Instructions to follow:
Retype the whole listing verbatim and keep the pictures out of it.

Information supplied:
== == ==
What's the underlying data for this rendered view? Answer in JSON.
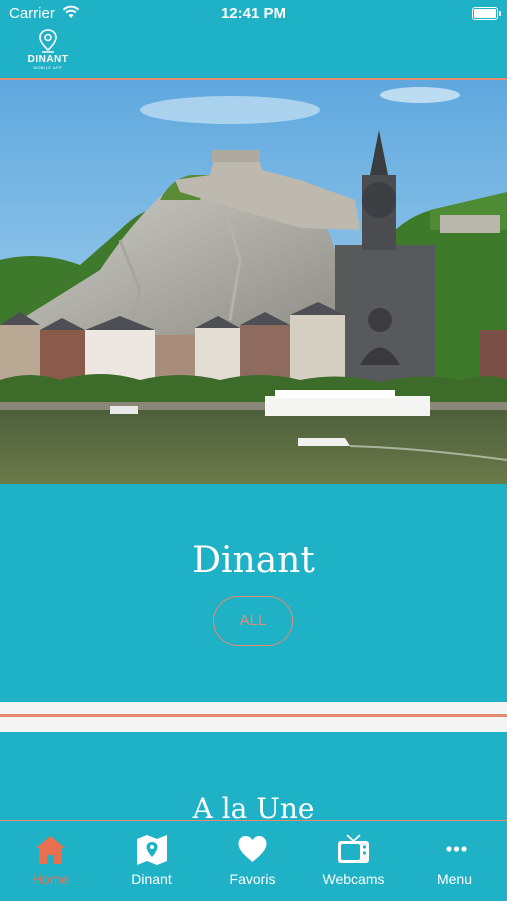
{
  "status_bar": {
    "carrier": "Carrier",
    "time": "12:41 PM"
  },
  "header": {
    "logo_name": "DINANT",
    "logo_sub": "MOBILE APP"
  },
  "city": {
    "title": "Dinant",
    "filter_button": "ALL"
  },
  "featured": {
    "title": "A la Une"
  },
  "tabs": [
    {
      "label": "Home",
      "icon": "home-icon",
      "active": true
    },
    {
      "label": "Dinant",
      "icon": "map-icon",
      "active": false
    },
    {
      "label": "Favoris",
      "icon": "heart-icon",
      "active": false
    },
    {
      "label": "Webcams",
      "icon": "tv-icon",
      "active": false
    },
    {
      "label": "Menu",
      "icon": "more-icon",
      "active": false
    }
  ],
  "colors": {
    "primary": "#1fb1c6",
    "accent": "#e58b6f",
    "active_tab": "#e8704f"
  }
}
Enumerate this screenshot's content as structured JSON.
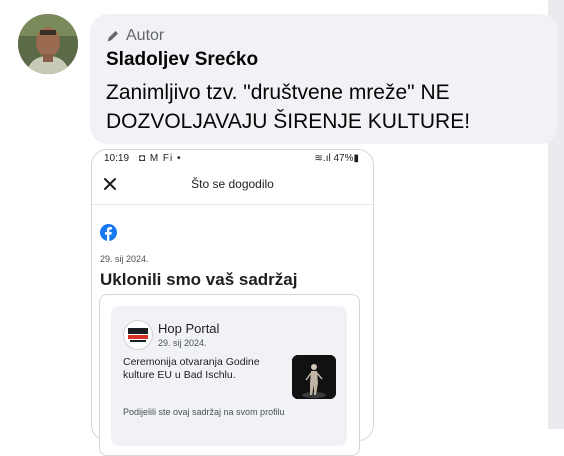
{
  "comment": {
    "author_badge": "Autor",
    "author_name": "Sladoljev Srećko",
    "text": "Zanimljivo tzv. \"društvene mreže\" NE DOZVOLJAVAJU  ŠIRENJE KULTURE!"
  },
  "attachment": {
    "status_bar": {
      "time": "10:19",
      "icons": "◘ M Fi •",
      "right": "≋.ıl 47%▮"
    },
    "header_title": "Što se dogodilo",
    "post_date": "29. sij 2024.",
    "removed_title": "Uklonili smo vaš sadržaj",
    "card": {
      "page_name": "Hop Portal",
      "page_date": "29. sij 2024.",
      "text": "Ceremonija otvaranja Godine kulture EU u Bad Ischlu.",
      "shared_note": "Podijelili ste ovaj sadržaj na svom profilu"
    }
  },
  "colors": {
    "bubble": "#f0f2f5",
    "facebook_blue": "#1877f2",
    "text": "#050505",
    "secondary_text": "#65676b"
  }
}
== == ==
Expected answer:
What's the underlying data for this rendered view? Answer in JSON.
{
  "status_bar": {
    "carrier": "Carrier",
    "time": "12:41 PM"
  },
  "header": {
    "logo_name": "DINANT",
    "logo_sub": "MOBILE APP"
  },
  "city": {
    "title": "Dinant",
    "filter_button": "ALL"
  },
  "featured": {
    "title": "A la Une"
  },
  "tabs": [
    {
      "label": "Home",
      "icon": "home-icon",
      "active": true
    },
    {
      "label": "Dinant",
      "icon": "map-icon",
      "active": false
    },
    {
      "label": "Favoris",
      "icon": "heart-icon",
      "active": false
    },
    {
      "label": "Webcams",
      "icon": "tv-icon",
      "active": false
    },
    {
      "label": "Menu",
      "icon": "more-icon",
      "active": false
    }
  ],
  "colors": {
    "primary": "#1fb1c6",
    "accent": "#e58b6f",
    "active_tab": "#e8704f"
  }
}
Enumerate this screenshot's content as structured JSON.
{
  "comment": {
    "author_badge": "Autor",
    "author_name": "Sladoljev Srećko",
    "text": "Zanimljivo tzv. \"društvene mreže\" NE DOZVOLJAVAJU  ŠIRENJE KULTURE!"
  },
  "attachment": {
    "status_bar": {
      "time": "10:19",
      "icons": "◘ M Fi •",
      "right": "≋.ıl 47%▮"
    },
    "header_title": "Što se dogodilo",
    "post_date": "29. sij 2024.",
    "removed_title": "Uklonili smo vaš sadržaj",
    "card": {
      "page_name": "Hop Portal",
      "page_date": "29. sij 2024.",
      "text": "Ceremonija otvaranja Godine kulture EU u Bad Ischlu.",
      "shared_note": "Podijelili ste ovaj sadržaj na svom profilu"
    }
  },
  "colors": {
    "bubble": "#f0f2f5",
    "facebook_blue": "#1877f2",
    "text": "#050505",
    "secondary_text": "#65676b"
  }
}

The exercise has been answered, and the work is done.